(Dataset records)
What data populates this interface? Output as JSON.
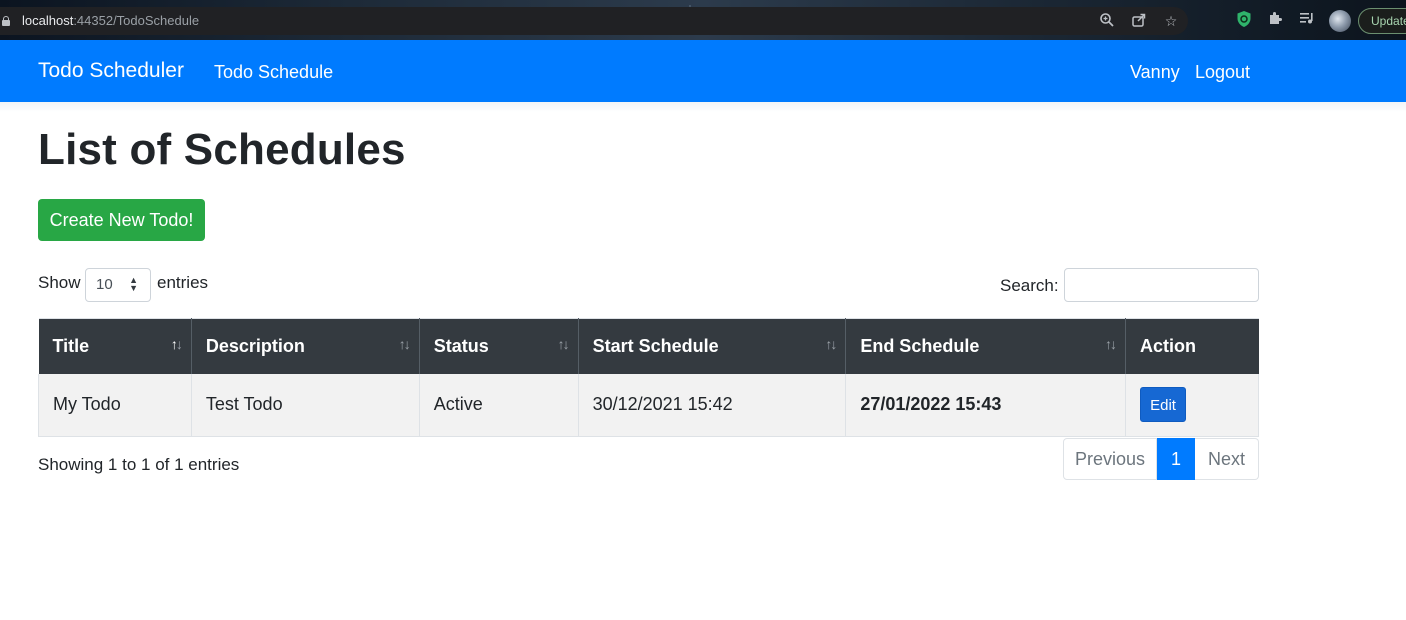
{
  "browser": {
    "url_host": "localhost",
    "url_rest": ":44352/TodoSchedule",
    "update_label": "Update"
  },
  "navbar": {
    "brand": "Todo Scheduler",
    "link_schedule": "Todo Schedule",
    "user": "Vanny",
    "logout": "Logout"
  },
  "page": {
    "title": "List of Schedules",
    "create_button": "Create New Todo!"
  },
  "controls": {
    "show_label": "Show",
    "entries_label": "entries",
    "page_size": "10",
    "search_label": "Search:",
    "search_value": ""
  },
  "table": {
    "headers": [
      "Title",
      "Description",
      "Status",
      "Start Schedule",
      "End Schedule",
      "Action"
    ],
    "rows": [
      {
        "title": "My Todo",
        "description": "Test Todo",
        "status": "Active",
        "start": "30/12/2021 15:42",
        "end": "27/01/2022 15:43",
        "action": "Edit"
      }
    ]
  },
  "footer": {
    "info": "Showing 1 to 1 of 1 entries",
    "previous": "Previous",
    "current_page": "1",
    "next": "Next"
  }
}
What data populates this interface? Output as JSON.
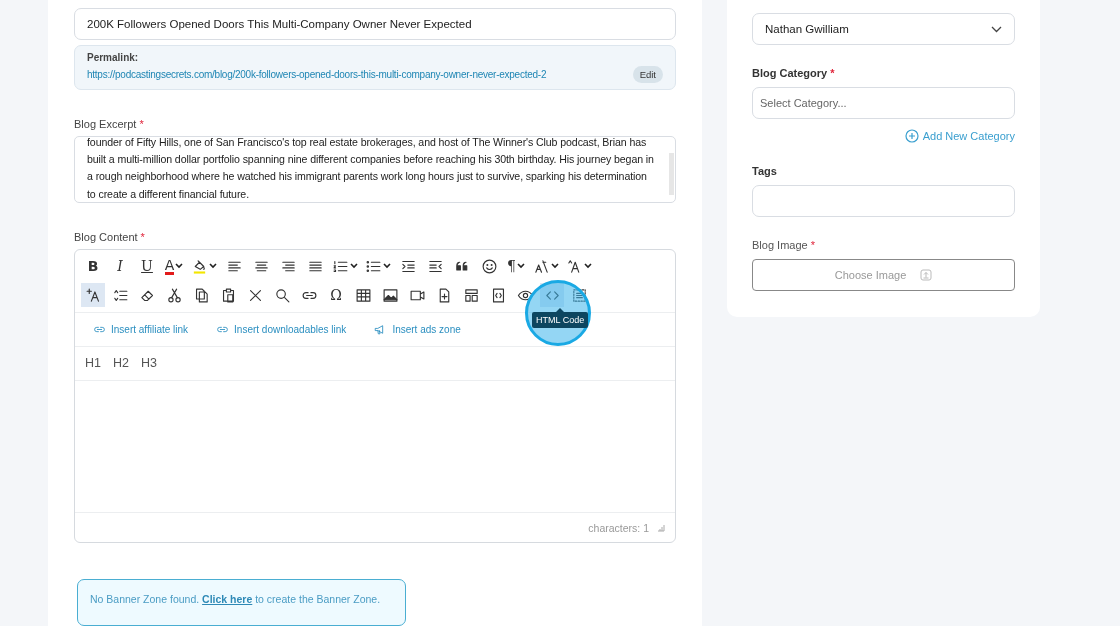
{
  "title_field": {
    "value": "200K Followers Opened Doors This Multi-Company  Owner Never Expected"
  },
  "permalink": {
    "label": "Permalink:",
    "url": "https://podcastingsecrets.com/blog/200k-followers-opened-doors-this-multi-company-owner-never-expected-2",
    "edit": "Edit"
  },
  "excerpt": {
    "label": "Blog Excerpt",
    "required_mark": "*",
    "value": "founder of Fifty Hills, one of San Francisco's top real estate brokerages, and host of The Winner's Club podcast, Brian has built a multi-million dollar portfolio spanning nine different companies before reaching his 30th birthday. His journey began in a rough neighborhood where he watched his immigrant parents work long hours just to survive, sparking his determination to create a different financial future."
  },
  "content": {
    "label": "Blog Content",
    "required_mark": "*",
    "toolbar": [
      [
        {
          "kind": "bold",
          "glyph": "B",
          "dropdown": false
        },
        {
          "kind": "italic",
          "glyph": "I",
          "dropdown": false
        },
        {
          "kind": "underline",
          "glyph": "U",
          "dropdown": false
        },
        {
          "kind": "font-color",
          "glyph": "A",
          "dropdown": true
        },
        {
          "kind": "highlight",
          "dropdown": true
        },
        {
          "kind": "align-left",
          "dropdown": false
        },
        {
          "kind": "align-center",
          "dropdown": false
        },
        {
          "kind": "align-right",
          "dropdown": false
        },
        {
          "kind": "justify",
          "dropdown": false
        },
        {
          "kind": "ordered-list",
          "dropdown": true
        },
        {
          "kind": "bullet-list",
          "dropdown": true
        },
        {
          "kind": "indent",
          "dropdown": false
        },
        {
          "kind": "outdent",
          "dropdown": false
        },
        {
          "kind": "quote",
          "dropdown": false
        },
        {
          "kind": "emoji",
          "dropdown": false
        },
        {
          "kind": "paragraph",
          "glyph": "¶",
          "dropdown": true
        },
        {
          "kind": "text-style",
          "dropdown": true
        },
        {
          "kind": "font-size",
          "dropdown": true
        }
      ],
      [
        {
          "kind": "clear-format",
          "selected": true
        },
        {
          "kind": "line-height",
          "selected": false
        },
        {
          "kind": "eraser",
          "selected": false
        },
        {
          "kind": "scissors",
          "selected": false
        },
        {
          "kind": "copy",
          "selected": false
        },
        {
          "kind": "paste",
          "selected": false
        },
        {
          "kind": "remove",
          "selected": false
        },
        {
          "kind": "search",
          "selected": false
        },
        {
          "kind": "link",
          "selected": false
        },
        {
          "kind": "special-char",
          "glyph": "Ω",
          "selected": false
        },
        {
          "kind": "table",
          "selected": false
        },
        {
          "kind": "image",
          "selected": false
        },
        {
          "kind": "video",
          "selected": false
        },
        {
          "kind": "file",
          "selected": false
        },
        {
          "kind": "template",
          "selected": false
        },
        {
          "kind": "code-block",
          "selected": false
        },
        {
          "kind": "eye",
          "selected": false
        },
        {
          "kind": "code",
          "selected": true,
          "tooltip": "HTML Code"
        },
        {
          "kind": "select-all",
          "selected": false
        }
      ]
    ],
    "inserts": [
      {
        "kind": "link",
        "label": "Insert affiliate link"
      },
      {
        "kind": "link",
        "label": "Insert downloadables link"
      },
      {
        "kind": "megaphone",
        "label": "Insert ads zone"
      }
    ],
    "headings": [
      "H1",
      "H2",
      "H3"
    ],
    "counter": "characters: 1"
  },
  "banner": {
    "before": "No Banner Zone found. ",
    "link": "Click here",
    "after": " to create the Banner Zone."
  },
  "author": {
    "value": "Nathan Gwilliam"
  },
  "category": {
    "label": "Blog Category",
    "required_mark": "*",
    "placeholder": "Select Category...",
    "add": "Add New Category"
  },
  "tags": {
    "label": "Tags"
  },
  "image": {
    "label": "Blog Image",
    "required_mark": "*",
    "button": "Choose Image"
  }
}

* _STATED EXERCISE_
Skip the images and write out the rest of the listing exactly.

* _FULL OUTPUT_
What data populates this interface? Output as JSON.
{
  "browser": {
    "url_host": "localhost",
    "url_rest": ":44352/TodoSchedule",
    "update_label": "Update"
  },
  "navbar": {
    "brand": "Todo Scheduler",
    "link_schedule": "Todo Schedule",
    "user": "Vanny",
    "logout": "Logout"
  },
  "page": {
    "title": "List of Schedules",
    "create_button": "Create New Todo!"
  },
  "controls": {
    "show_label": "Show",
    "entries_label": "entries",
    "page_size": "10",
    "search_label": "Search:",
    "search_value": ""
  },
  "table": {
    "headers": [
      "Title",
      "Description",
      "Status",
      "Start Schedule",
      "End Schedule",
      "Action"
    ],
    "rows": [
      {
        "title": "My Todo",
        "description": "Test Todo",
        "status": "Active",
        "start": "30/12/2021 15:42",
        "end": "27/01/2022 15:43",
        "action": "Edit"
      }
    ]
  },
  "footer": {
    "info": "Showing 1 to 1 of 1 entries",
    "previous": "Previous",
    "current_page": "1",
    "next": "Next"
  }
}
What data populates this interface? Output as JSON.
{
  "title_field": {
    "value": "200K Followers Opened Doors This Multi-Company  Owner Never Expected"
  },
  "permalink": {
    "label": "Permalink:",
    "url": "https://podcastingsecrets.com/blog/200k-followers-opened-doors-this-multi-company-owner-never-expected-2",
    "edit": "Edit"
  },
  "excerpt": {
    "label": "Blog Excerpt",
    "required_mark": "*",
    "value": "founder of Fifty Hills, one of San Francisco's top real estate brokerages, and host of The Winner's Club podcast, Brian has built a multi-million dollar portfolio spanning nine different companies before reaching his 30th birthday. His journey began in a rough neighborhood where he watched his immigrant parents work long hours just to survive, sparking his determination to create a different financial future."
  },
  "content": {
    "label": "Blog Content",
    "required_mark": "*",
    "toolbar": [
      [
        {
          "kind": "bold",
          "glyph": "B",
          "dropdown": false
        },
        {
          "kind": "italic",
          "glyph": "I",
          "dropdown": false
        },
        {
          "kind": "underline",
          "glyph": "U",
          "dropdown": false
        },
        {
          "kind": "font-color",
          "glyph": "A",
          "dropdown": true
        },
        {
          "kind": "highlight",
          "dropdown": true
        },
        {
          "kind": "align-left",
          "dropdown": false
        },
        {
          "kind": "align-center",
          "dropdown": false
        },
        {
          "kind": "align-right",
          "dropdown": false
        },
        {
          "kind": "justify",
          "dropdown": false
        },
        {
          "kind": "ordered-list",
          "dropdown": true
        },
        {
          "kind": "bullet-list",
          "dropdown": true
        },
        {
          "kind": "indent",
          "dropdown": false
        },
        {
          "kind": "outdent",
          "dropdown": false
        },
        {
          "kind": "quote",
          "dropdown": false
        },
        {
          "kind": "emoji",
          "dropdown": false
        },
        {
          "kind": "paragraph",
          "glyph": "¶",
          "dropdown": true
        },
        {
          "kind": "text-style",
          "dropdown": true
        },
        {
          "kind": "font-size",
          "dropdown": true
        }
      ],
      [
        {
          "kind": "clear-format",
          "selected": true
        },
        {
          "kind": "line-height",
          "selected": false
        },
        {
          "kind": "eraser",
          "selected": false
        },
        {
          "kind": "scissors",
          "selected": false
        },
        {
          "kind": "copy",
          "selected": false
        },
        {
          "kind": "paste",
          "selected": false
        },
        {
          "kind": "remove",
          "selected": false
        },
        {
          "kind": "search",
          "selected": false
        },
        {
          "kind": "link",
          "selected": false
        },
        {
          "kind": "special-char",
          "glyph": "Ω",
          "selected": false
        },
        {
          "kind": "table",
          "selected": false
        },
        {
          "kind": "image",
          "selected": false
        },
        {
          "kind": "video",
          "selected": false
        },
        {
          "kind": "file",
          "selected": false
        },
        {
          "kind": "template",
          "selected": false
        },
        {
          "kind": "code-block",
          "selected": false
        },
        {
          "kind": "eye",
          "selected": false
        },
        {
          "kind": "code",
          "selected": true,
          "tooltip": "HTML Code"
        },
        {
          "kind": "select-all",
          "selected": false
        }
      ]
    ],
    "inserts": [
      {
        "kind": "link",
        "label": "Insert affiliate link"
      },
      {
        "kind": "link",
        "label": "Insert downloadables link"
      },
      {
        "kind": "megaphone",
        "label": "Insert ads zone"
      }
    ],
    "headings": [
      "H1",
      "H2",
      "H3"
    ],
    "counter": "characters: 1"
  },
  "banner": {
    "before": "No Banner Zone found. ",
    "link": "Click here",
    "after": " to create the Banner Zone."
  },
  "author": {
    "value": "Nathan Gwilliam"
  },
  "category": {
    "label": "Blog Category",
    "required_mark": "*",
    "placeholder": "Select Category...",
    "add": "Add New Category"
  },
  "tags": {
    "label": "Tags"
  },
  "image": {
    "label": "Blog Image",
    "required_mark": "*",
    "button": "Choose Image"
  }
}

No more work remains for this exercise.